- **THE PROBLEM**
Every line below must be reproduced exactly. Copy them all.

- **EXERCISE INPUTS**
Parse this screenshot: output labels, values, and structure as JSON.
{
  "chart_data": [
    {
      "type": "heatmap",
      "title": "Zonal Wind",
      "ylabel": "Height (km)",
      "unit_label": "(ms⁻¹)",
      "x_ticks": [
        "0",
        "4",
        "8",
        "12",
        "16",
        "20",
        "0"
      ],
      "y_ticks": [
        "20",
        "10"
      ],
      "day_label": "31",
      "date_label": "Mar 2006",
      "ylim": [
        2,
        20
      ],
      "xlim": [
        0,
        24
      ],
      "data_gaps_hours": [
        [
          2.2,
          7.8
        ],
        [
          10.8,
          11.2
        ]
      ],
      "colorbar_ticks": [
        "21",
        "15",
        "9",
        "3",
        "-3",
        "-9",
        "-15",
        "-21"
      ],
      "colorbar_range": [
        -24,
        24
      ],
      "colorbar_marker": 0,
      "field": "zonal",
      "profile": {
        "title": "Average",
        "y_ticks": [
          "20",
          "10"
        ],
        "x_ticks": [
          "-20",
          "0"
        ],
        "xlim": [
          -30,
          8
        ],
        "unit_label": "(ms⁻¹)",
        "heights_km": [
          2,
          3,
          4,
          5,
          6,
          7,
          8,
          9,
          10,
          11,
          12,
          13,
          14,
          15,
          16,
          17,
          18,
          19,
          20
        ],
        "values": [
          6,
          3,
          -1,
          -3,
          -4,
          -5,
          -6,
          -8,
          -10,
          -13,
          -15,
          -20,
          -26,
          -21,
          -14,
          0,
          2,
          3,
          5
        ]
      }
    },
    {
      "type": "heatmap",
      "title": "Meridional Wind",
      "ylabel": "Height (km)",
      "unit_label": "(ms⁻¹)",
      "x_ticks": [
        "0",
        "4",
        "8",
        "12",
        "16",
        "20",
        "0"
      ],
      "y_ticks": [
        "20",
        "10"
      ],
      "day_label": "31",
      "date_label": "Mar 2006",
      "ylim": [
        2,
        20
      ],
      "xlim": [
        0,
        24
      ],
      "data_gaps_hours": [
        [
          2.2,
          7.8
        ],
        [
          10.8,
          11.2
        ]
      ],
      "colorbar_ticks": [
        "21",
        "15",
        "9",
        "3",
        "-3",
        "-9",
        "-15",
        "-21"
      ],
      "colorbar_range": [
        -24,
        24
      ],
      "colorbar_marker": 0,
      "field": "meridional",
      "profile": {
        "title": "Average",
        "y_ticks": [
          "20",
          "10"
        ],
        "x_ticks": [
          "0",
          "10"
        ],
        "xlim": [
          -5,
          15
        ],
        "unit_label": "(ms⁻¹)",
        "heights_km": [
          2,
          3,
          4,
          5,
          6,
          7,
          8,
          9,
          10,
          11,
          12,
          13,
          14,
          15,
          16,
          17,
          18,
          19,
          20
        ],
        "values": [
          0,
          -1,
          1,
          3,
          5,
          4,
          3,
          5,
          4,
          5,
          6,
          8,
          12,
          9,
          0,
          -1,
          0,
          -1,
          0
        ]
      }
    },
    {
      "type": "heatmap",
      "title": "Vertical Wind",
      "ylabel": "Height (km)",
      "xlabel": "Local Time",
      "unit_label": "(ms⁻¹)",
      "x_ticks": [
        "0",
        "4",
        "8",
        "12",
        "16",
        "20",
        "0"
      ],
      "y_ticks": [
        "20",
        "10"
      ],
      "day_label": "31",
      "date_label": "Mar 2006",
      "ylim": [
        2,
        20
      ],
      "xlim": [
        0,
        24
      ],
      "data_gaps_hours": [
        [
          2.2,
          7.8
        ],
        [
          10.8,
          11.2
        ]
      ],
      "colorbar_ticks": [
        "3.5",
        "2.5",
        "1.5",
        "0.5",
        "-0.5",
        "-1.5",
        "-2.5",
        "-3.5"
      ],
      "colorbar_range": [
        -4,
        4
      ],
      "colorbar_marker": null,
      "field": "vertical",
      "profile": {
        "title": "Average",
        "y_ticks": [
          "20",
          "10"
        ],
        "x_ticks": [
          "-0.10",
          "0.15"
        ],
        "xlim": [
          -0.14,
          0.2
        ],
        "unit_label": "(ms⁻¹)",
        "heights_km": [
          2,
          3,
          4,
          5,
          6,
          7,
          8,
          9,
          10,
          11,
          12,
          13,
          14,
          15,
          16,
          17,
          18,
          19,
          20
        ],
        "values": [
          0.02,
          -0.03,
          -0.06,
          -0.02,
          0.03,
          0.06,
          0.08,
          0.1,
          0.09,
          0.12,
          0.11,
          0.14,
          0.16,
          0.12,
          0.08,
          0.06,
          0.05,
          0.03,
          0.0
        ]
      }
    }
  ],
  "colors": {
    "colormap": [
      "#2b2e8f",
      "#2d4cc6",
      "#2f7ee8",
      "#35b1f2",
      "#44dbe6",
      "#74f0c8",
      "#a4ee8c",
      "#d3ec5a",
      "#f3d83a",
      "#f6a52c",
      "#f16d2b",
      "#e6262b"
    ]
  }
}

- **CORRECT ANSWER**
Parse this screenshot: output labels, values, and structure as JSON.
{
  "chart_data": [
    {
      "type": "heatmap",
      "title": "Zonal Wind",
      "ylabel": "Height (km)",
      "unit_label": "(ms⁻¹)",
      "x_ticks": [
        "0",
        "4",
        "8",
        "12",
        "16",
        "20",
        "0"
      ],
      "y_ticks": [
        "20",
        "10"
      ],
      "day_label": "31",
      "date_label": "Mar 2006",
      "ylim": [
        2,
        20
      ],
      "xlim": [
        0,
        24
      ],
      "data_gaps_hours": [
        [
          2.2,
          7.8
        ],
        [
          10.8,
          11.2
        ]
      ],
      "colorbar_ticks": [
        "21",
        "15",
        "9",
        "3",
        "-3",
        "-9",
        "-15",
        "-21"
      ],
      "colorbar_range": [
        -24,
        24
      ],
      "colorbar_marker": 0,
      "field": "zonal",
      "profile": {
        "title": "Average",
        "y_ticks": [
          "20",
          "10"
        ],
        "x_ticks": [
          "-20",
          "0"
        ],
        "xlim": [
          -30,
          8
        ],
        "unit_label": "(ms⁻¹)",
        "heights_km": [
          2,
          3,
          4,
          5,
          6,
          7,
          8,
          9,
          10,
          11,
          12,
          13,
          14,
          15,
          16,
          17,
          18,
          19,
          20
        ],
        "values": [
          6,
          3,
          -1,
          -3,
          -4,
          -5,
          -6,
          -8,
          -10,
          -13,
          -15,
          -20,
          -26,
          -21,
          -14,
          0,
          2,
          3,
          5
        ]
      }
    },
    {
      "type": "heatmap",
      "title": "Meridional Wind",
      "ylabel": "Height (km)",
      "unit_label": "(ms⁻¹)",
      "x_ticks": [
        "0",
        "4",
        "8",
        "12",
        "16",
        "20",
        "0"
      ],
      "y_ticks": [
        "20",
        "10"
      ],
      "day_label": "31",
      "date_label": "Mar 2006",
      "ylim": [
        2,
        20
      ],
      "xlim": [
        0,
        24
      ],
      "data_gaps_hours": [
        [
          2.2,
          7.8
        ],
        [
          10.8,
          11.2
        ]
      ],
      "colorbar_ticks": [
        "21",
        "15",
        "9",
        "3",
        "-3",
        "-9",
        "-15",
        "-21"
      ],
      "colorbar_range": [
        -24,
        24
      ],
      "colorbar_marker": 0,
      "field": "meridional",
      "profile": {
        "title": "Average",
        "y_ticks": [
          "20",
          "10"
        ],
        "x_ticks": [
          "0",
          "10"
        ],
        "xlim": [
          -5,
          15
        ],
        "unit_label": "(ms⁻¹)",
        "heights_km": [
          2,
          3,
          4,
          5,
          6,
          7,
          8,
          9,
          10,
          11,
          12,
          13,
          14,
          15,
          16,
          17,
          18,
          19,
          20
        ],
        "values": [
          0,
          -1,
          1,
          3,
          5,
          4,
          3,
          5,
          4,
          5,
          6,
          8,
          12,
          9,
          0,
          -1,
          0,
          -1,
          0
        ]
      }
    },
    {
      "type": "heatmap",
      "title": "Vertical Wind",
      "ylabel": "Height (km)",
      "xlabel": "Local Time",
      "unit_label": "(ms⁻¹)",
      "x_ticks": [
        "0",
        "4",
        "8",
        "12",
        "16",
        "20",
        "0"
      ],
      "y_ticks": [
        "20",
        "10"
      ],
      "day_label": "31",
      "date_label": "Mar 2006",
      "ylim": [
        2,
        20
      ],
      "xlim": [
        0,
        24
      ],
      "data_gaps_hours": [
        [
          2.2,
          7.8
        ],
        [
          10.8,
          11.2
        ]
      ],
      "colorbar_ticks": [
        "3.5",
        "2.5",
        "1.5",
        "0.5",
        "-0.5",
        "-1.5",
        "-2.5",
        "-3.5"
      ],
      "colorbar_range": [
        -4,
        4
      ],
      "colorbar_marker": null,
      "field": "vertical",
      "profile": {
        "title": "Average",
        "y_ticks": [
          "20",
          "10"
        ],
        "x_ticks": [
          "-0.10",
          "0.15"
        ],
        "xlim": [
          -0.14,
          0.2
        ],
        "unit_label": "(ms⁻¹)",
        "heights_km": [
          2,
          3,
          4,
          5,
          6,
          7,
          8,
          9,
          10,
          11,
          12,
          13,
          14,
          15,
          16,
          17,
          18,
          19,
          20
        ],
        "values": [
          0.02,
          -0.03,
          -0.06,
          -0.02,
          0.03,
          0.06,
          0.08,
          0.1,
          0.09,
          0.12,
          0.11,
          0.14,
          0.16,
          0.12,
          0.08,
          0.06,
          0.05,
          0.03,
          0.0
        ]
      }
    }
  ],
  "colors": {
    "colormap": [
      "#2b2e8f",
      "#2d4cc6",
      "#2f7ee8",
      "#35b1f2",
      "#44dbe6",
      "#74f0c8",
      "#a4ee8c",
      "#d3ec5a",
      "#f3d83a",
      "#f6a52c",
      "#f16d2b",
      "#e6262b"
    ]
  }
}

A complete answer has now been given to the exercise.